▶ _DATA PROVIDED_
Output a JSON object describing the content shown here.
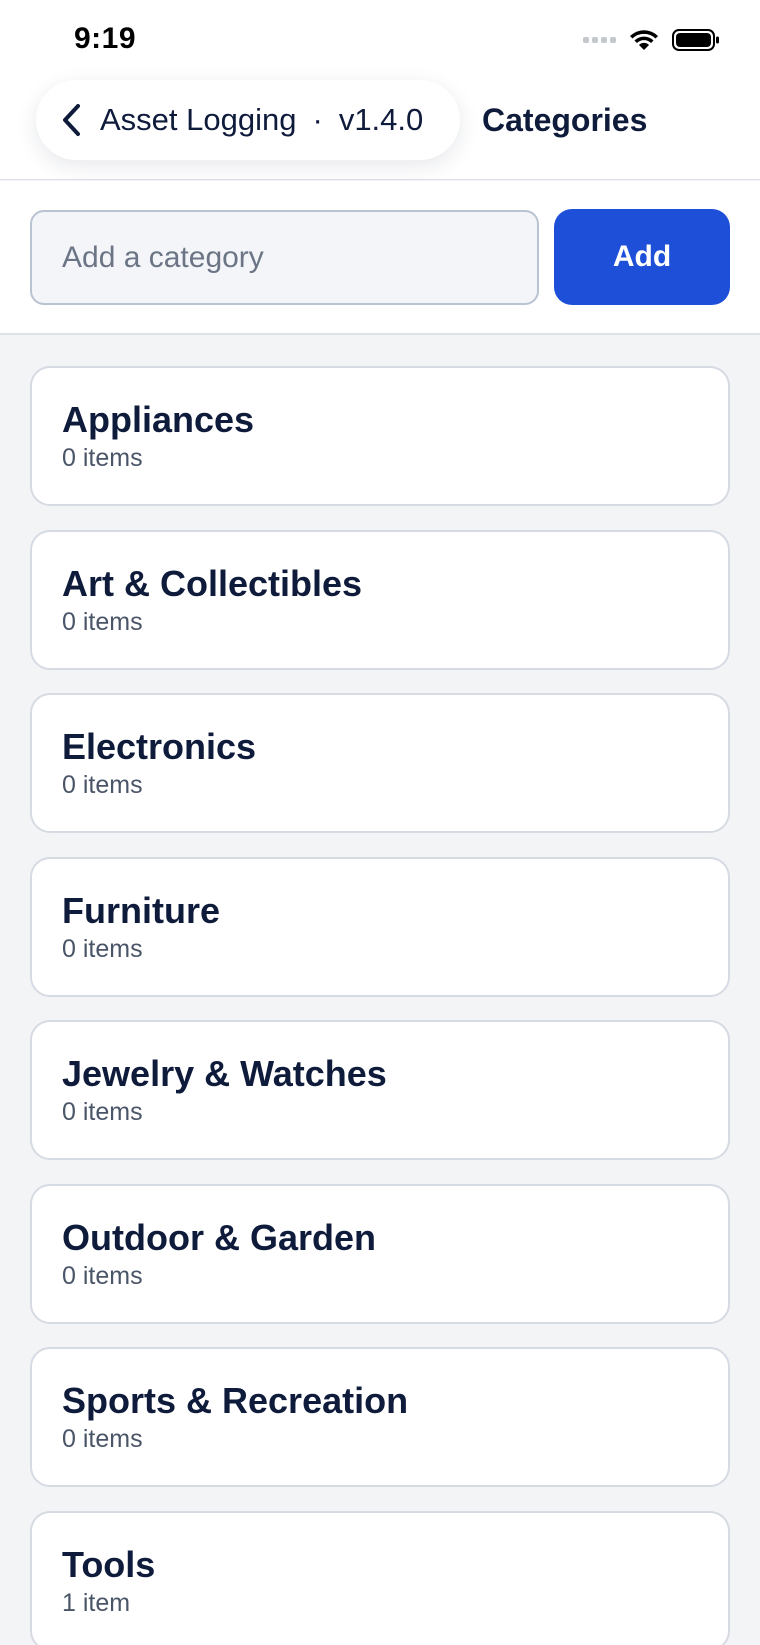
{
  "status_bar": {
    "time": "9:19",
    "icons": [
      "signal-dots-icon",
      "wifi-icon",
      "battery-icon"
    ]
  },
  "header": {
    "back_label": "Asset Logging",
    "separator": "·",
    "version": "v1.4.0",
    "title": "Categories"
  },
  "add_bar": {
    "input_placeholder": "Add a category",
    "input_value": "",
    "add_label": "Add"
  },
  "categories": [
    {
      "name": "Appliances",
      "count": "0 items"
    },
    {
      "name": "Art & Collectibles",
      "count": "0 items"
    },
    {
      "name": "Electronics",
      "count": "0 items"
    },
    {
      "name": "Furniture",
      "count": "0 items"
    },
    {
      "name": "Jewelry & Watches",
      "count": "0 items"
    },
    {
      "name": "Outdoor & Garden",
      "count": "0 items"
    },
    {
      "name": "Sports & Recreation",
      "count": "0 items"
    },
    {
      "name": "Tools",
      "count": "1 item"
    }
  ],
  "colors": {
    "accent": "#1d4fd8",
    "text": "#0f1b3a",
    "muted": "#4a5568",
    "background": "#f3f4f6"
  }
}
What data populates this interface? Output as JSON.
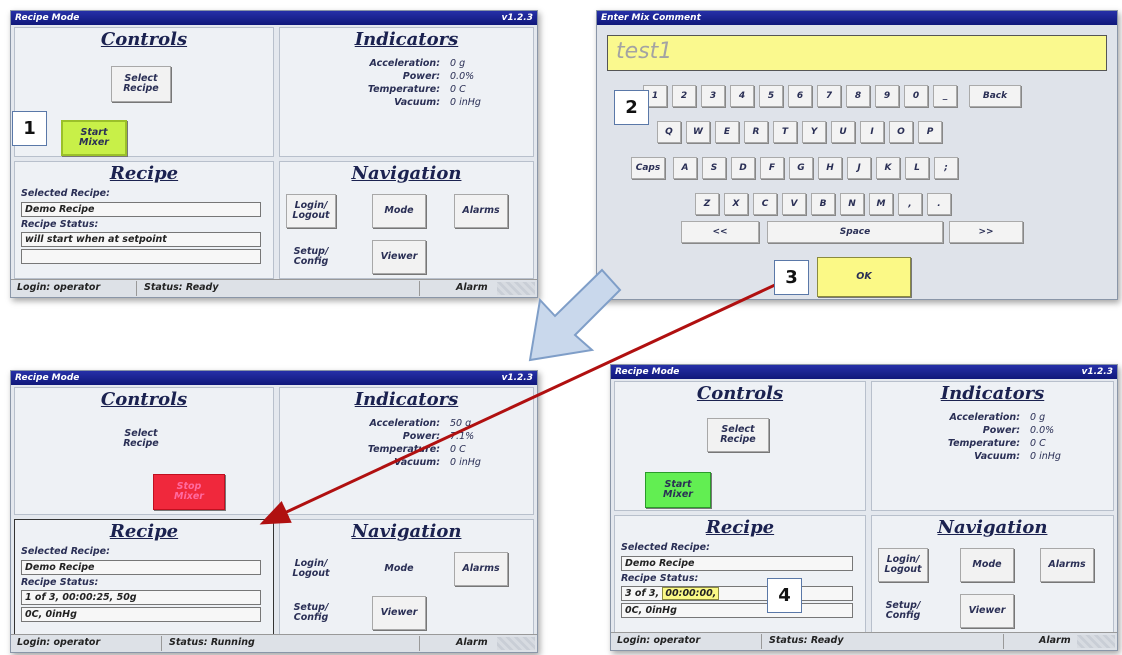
{
  "colors": {
    "titlebar": "#1a2290",
    "start_green": "#8fe44a",
    "stop_red": "#f0283c",
    "highlight_yellow": "#fbf986",
    "arrow_red": "#b01010",
    "callout_border": "#5a78a8"
  },
  "panels": {
    "top_left": {
      "title": "Recipe Mode",
      "version": "v1.2.3",
      "controls": {
        "title": "Controls",
        "select_recipe": "Select\nRecipe",
        "mixer_button": "Start\nMixer"
      },
      "indicators": {
        "title": "Indicators",
        "rows": [
          {
            "label": "Acceleration:",
            "value": "0 g"
          },
          {
            "label": "Power:",
            "value": "0.0%"
          },
          {
            "label": "Temperature:",
            "value": "0 C"
          },
          {
            "label": "Vacuum:",
            "value": "0 inHg"
          }
        ]
      },
      "recipe": {
        "title": "Recipe",
        "selected_label": "Selected Recipe:",
        "selected_value": "Demo Recipe",
        "status_label": "Recipe Status:",
        "status_line1": "will start when at setpoint",
        "status_line2": ""
      },
      "navigation": {
        "title": "Navigation",
        "login": "Login/\nLogout",
        "mode": "Mode",
        "alarms": "Alarms",
        "setup": "Setup/\nConfig",
        "viewer": "Viewer"
      },
      "statusbar": {
        "login": "Login: operator",
        "status": "Status: Ready",
        "alarm": "Alarm"
      }
    },
    "keyboard": {
      "title": "Enter Mix Comment",
      "input_value": "test1",
      "row1": [
        "1",
        "2",
        "3",
        "4",
        "5",
        "6",
        "7",
        "8",
        "9",
        "0",
        "_"
      ],
      "back": "Back",
      "row2": [
        "Q",
        "W",
        "E",
        "R",
        "T",
        "Y",
        "U",
        "I",
        "O",
        "P"
      ],
      "caps": "Caps",
      "row3": [
        "A",
        "S",
        "D",
        "F",
        "G",
        "H",
        "J",
        "K",
        "L",
        ";"
      ],
      "row4": [
        "Z",
        "X",
        "C",
        "V",
        "B",
        "N",
        "M",
        ",",
        "."
      ],
      "left": "<<",
      "space": "Space",
      "right": ">>",
      "ok": "OK"
    },
    "bottom_left": {
      "title": "Recipe Mode",
      "version": "v1.2.3",
      "controls": {
        "title": "Controls",
        "select_recipe": "Select\nRecipe",
        "mixer_button": "Stop\nMixer"
      },
      "indicators": {
        "title": "Indicators",
        "rows": [
          {
            "label": "Acceleration:",
            "value": "50 g"
          },
          {
            "label": "Power:",
            "value": "7.1%"
          },
          {
            "label": "Temperature:",
            "value": "0 C"
          },
          {
            "label": "Vacuum:",
            "value": "0 inHg"
          }
        ]
      },
      "recipe": {
        "title": "Recipe",
        "selected_label": "Selected Recipe:",
        "selected_value": "Demo Recipe",
        "status_label": "Recipe Status:",
        "status_line1": "1 of 3, 00:00:25, 50g",
        "status_line2": "0C, 0inHg"
      },
      "navigation": {
        "title": "Navigation",
        "login": "Login/\nLogout",
        "mode": "Mode",
        "alarms": "Alarms",
        "setup": "Setup/\nConfig",
        "viewer": "Viewer"
      },
      "statusbar": {
        "login": "Login: operator",
        "status": "Status: Running",
        "alarm": "Alarm"
      }
    },
    "bottom_right": {
      "title": "Recipe Mode",
      "version": "v1.2.3",
      "controls": {
        "title": "Controls",
        "select_recipe": "Select\nRecipe",
        "mixer_button": "Start\nMixer"
      },
      "indicators": {
        "title": "Indicators",
        "rows": [
          {
            "label": "Acceleration:",
            "value": "0 g"
          },
          {
            "label": "Power:",
            "value": "0.0%"
          },
          {
            "label": "Temperature:",
            "value": "0 C"
          },
          {
            "label": "Vacuum:",
            "value": "0 inHg"
          }
        ]
      },
      "recipe": {
        "title": "Recipe",
        "selected_label": "Selected Recipe:",
        "selected_value": "Demo Recipe",
        "status_label": "Recipe Status:",
        "status_line1_prefix": "3 of 3,",
        "status_line1_time": "00:00:00,",
        "status_line2": "0C, 0inHg"
      },
      "navigation": {
        "title": "Navigation",
        "login": "Login/\nLogout",
        "mode": "Mode",
        "alarms": "Alarms",
        "setup": "Setup/\nConfig",
        "viewer": "Viewer"
      },
      "statusbar": {
        "login": "Login: operator",
        "status": "Status: Ready",
        "alarm": "Alarm"
      }
    }
  },
  "callouts": {
    "c1": "1",
    "c2": "2",
    "c3": "3",
    "c4": "4"
  }
}
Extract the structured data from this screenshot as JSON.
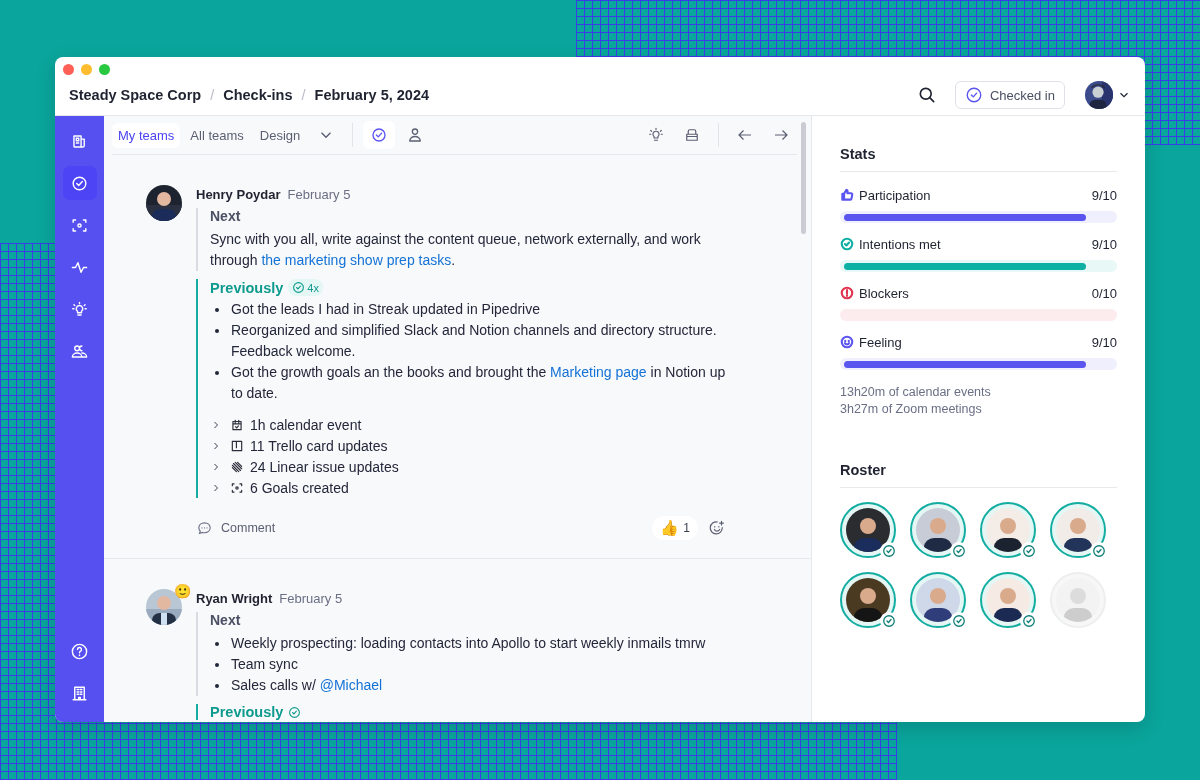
{
  "breadcrumb": [
    {
      "kind": "crumb",
      "text": "Steady Space Corp"
    },
    {
      "kind": "separator",
      "text": "/"
    },
    {
      "kind": "crumb",
      "text": "Check-ins"
    },
    {
      "kind": "separator",
      "text": "/"
    },
    {
      "kind": "crumb",
      "text": "February 5, 2024"
    }
  ],
  "checkin_button": {
    "label": "Checked in"
  },
  "tabs": [
    {
      "label": "My teams",
      "selected": true
    },
    {
      "label": "All teams",
      "selected": false
    },
    {
      "label": "Design",
      "selected": false
    }
  ],
  "view_toggle": [
    {
      "kind": "checkins",
      "selected": true
    },
    {
      "kind": "person",
      "selected": false
    }
  ],
  "sidebar": {
    "items": [
      {
        "kind": "news",
        "selected": false
      },
      {
        "kind": "checkins",
        "selected": true
      },
      {
        "kind": "goals",
        "selected": false
      },
      {
        "kind": "pulse",
        "selected": false
      },
      {
        "kind": "ideas",
        "selected": false
      },
      {
        "kind": "people",
        "selected": false
      }
    ],
    "bottom": [
      {
        "kind": "help"
      },
      {
        "kind": "company"
      }
    ]
  },
  "entries": [
    {
      "name": "Henry Poydar",
      "date": "February 5",
      "next_title": "Next",
      "next": {
        "kind": "paragraph",
        "segments": [
          {
            "text": "Sync with you all, write against the content queue, network externally, and work through "
          },
          {
            "text": "the marketing show prep tasks",
            "link": true
          },
          {
            "text": "."
          }
        ]
      },
      "previously": {
        "title": "Previously",
        "count": "4x",
        "items": [
          [
            {
              "text": "Got the leads I had in Streak updated in Pipedrive"
            }
          ],
          [
            {
              "text": "Reorganized and simplified Slack and Notion channels and directory structure. Feedback welcome."
            }
          ],
          [
            {
              "text": "Got the growth goals an the books and brought the "
            },
            {
              "text": "Marketing page",
              "link": true
            },
            {
              "text": " in Notion up to date."
            }
          ]
        ]
      },
      "activities": [
        {
          "kind": "calendar",
          "label": "1h calendar event",
          "expanded": false
        },
        {
          "kind": "board",
          "label": "11 Trello card updates",
          "expanded": false
        },
        {
          "kind": "linear",
          "label": "24 Linear issue updates",
          "expanded": false
        },
        {
          "kind": "goals",
          "label": "6 Goals created",
          "expanded": false
        }
      ],
      "comment": "Comment",
      "reactions": [
        {
          "emoji": "👍",
          "count": "1"
        }
      ]
    },
    {
      "name": "Ryan Wright",
      "date": "February 5",
      "status_emoji": "🙂",
      "next_title": "Next",
      "next": {
        "kind": "list",
        "items": [
          [
            {
              "text": "Weekly prospecting: loading contacts into Apollo to start weekly inmails tmrw"
            }
          ],
          [
            {
              "text": "Team sync"
            }
          ],
          [
            {
              "text": "Sales calls w/ "
            },
            {
              "text": "@Michael",
              "link": true
            }
          ]
        ]
      },
      "previously": {
        "title": "Previously"
      }
    }
  ],
  "stats": {
    "title": "Stats",
    "items": [
      {
        "kind": "thumb",
        "label": "Participation",
        "value": "9/10",
        "level": 0.9,
        "color": "#5b55f0"
      },
      {
        "kind": "check",
        "label": "Intentions met",
        "value": "9/10",
        "level": 0.9,
        "color": "#0fb0a4"
      },
      {
        "kind": "alert",
        "label": "Blockers",
        "value": "0/10",
        "color": "#e0334f"
      },
      {
        "kind": "smile",
        "label": "Feeling",
        "value": "9/10",
        "level": 0.9,
        "color": "#5b55f0"
      }
    ],
    "notes": [
      "13h20m of calendar events",
      "3h27m of Zoom meetings"
    ]
  },
  "roster": {
    "title": "Roster",
    "members": [
      {
        "checked": true
      },
      {
        "checked": true
      },
      {
        "checked": true
      },
      {
        "checked": true
      },
      {
        "checked": true
      },
      {
        "checked": true
      },
      {
        "checked": true
      },
      {
        "checked": false
      }
    ]
  }
}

▶ _DIRECTIONS_
Return each line with "this".

▶ _RESULT BELOW_
What data populates this interface? Output as JSON.
Extract the structured data from this screenshot as JSON.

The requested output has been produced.